- SUPPLIED DATA -
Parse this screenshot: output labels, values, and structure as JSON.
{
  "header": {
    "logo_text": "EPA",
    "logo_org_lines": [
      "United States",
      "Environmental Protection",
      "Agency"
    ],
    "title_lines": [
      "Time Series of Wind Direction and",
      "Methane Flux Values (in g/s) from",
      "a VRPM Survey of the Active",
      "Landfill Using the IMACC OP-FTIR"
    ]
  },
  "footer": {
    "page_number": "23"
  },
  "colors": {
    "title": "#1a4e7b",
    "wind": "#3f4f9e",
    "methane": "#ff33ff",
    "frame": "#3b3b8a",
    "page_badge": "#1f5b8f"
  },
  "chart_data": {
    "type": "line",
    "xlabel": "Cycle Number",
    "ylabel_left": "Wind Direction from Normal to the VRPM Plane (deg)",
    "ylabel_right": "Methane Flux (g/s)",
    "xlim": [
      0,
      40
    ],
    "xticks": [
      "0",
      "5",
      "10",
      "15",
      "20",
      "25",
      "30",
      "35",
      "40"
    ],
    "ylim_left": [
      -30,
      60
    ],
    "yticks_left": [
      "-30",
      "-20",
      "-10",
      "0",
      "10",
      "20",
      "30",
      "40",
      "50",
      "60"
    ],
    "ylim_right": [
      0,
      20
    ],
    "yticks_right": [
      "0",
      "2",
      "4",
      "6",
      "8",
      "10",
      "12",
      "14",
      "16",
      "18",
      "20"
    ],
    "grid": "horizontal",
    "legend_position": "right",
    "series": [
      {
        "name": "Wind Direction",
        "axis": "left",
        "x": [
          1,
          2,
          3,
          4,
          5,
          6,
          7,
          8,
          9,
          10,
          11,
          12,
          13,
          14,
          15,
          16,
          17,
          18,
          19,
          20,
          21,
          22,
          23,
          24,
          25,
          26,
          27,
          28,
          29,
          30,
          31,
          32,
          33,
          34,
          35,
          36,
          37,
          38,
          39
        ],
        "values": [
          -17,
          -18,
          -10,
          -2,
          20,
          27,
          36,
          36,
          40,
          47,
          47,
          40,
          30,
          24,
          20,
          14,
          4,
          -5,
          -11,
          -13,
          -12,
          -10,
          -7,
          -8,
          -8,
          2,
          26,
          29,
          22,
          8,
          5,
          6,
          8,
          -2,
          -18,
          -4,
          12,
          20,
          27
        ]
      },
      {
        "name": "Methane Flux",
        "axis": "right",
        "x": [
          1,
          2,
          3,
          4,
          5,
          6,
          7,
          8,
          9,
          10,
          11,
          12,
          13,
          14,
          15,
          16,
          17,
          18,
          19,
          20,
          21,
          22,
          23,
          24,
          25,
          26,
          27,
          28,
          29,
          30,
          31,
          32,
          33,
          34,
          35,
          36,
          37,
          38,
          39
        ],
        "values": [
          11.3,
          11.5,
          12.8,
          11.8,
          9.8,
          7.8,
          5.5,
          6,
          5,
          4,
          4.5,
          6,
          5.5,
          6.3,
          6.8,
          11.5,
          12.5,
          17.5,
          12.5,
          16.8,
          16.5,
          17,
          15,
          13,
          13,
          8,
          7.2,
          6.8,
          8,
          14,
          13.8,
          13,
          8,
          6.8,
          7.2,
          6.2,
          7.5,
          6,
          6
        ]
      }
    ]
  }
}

- EXERCISE DIRECTIONS -
Reproduce all data above, unchanged.

- THE RESULT -
Parse this screenshot: output labels, values, and structure as JSON.
{
  "header": {
    "logo_text": "EPA",
    "logo_org_lines": [
      "United States",
      "Environmental Protection",
      "Agency"
    ],
    "title_lines": [
      "Time Series of Wind Direction and",
      "Methane Flux Values (in g/s) from",
      "a VRPM Survey of the Active",
      "Landfill Using the IMACC OP-FTIR"
    ]
  },
  "footer": {
    "page_number": "23"
  },
  "colors": {
    "title": "#1a4e7b",
    "wind": "#3f4f9e",
    "methane": "#ff33ff",
    "frame": "#3b3b8a",
    "page_badge": "#1f5b8f"
  },
  "chart_data": {
    "type": "line",
    "xlabel": "Cycle Number",
    "ylabel_left": "Wind Direction from Normal to the VRPM Plane (deg)",
    "ylabel_right": "Methane Flux (g/s)",
    "xlim": [
      0,
      40
    ],
    "xticks": [
      "0",
      "5",
      "10",
      "15",
      "20",
      "25",
      "30",
      "35",
      "40"
    ],
    "ylim_left": [
      -30,
      60
    ],
    "yticks_left": [
      "-30",
      "-20",
      "-10",
      "0",
      "10",
      "20",
      "30",
      "40",
      "50",
      "60"
    ],
    "ylim_right": [
      0,
      20
    ],
    "yticks_right": [
      "0",
      "2",
      "4",
      "6",
      "8",
      "10",
      "12",
      "14",
      "16",
      "18",
      "20"
    ],
    "grid": "horizontal",
    "legend_position": "right",
    "series": [
      {
        "name": "Wind Direction",
        "axis": "left",
        "x": [
          1,
          2,
          3,
          4,
          5,
          6,
          7,
          8,
          9,
          10,
          11,
          12,
          13,
          14,
          15,
          16,
          17,
          18,
          19,
          20,
          21,
          22,
          23,
          24,
          25,
          26,
          27,
          28,
          29,
          30,
          31,
          32,
          33,
          34,
          35,
          36,
          37,
          38,
          39
        ],
        "values": [
          -17,
          -18,
          -10,
          -2,
          20,
          27,
          36,
          36,
          40,
          47,
          47,
          40,
          30,
          24,
          20,
          14,
          4,
          -5,
          -11,
          -13,
          -12,
          -10,
          -7,
          -8,
          -8,
          2,
          26,
          29,
          22,
          8,
          5,
          6,
          8,
          -2,
          -18,
          -4,
          12,
          20,
          27
        ]
      },
      {
        "name": "Methane Flux",
        "axis": "right",
        "x": [
          1,
          2,
          3,
          4,
          5,
          6,
          7,
          8,
          9,
          10,
          11,
          12,
          13,
          14,
          15,
          16,
          17,
          18,
          19,
          20,
          21,
          22,
          23,
          24,
          25,
          26,
          27,
          28,
          29,
          30,
          31,
          32,
          33,
          34,
          35,
          36,
          37,
          38,
          39
        ],
        "values": [
          11.3,
          11.5,
          12.8,
          11.8,
          9.8,
          7.8,
          5.5,
          6,
          5,
          4,
          4.5,
          6,
          5.5,
          6.3,
          6.8,
          11.5,
          12.5,
          17.5,
          12.5,
          16.8,
          16.5,
          17,
          15,
          13,
          13,
          8,
          7.2,
          6.8,
          8,
          14,
          13.8,
          13,
          8,
          6.8,
          7.2,
          6.2,
          7.5,
          6,
          6
        ]
      }
    ]
  }
}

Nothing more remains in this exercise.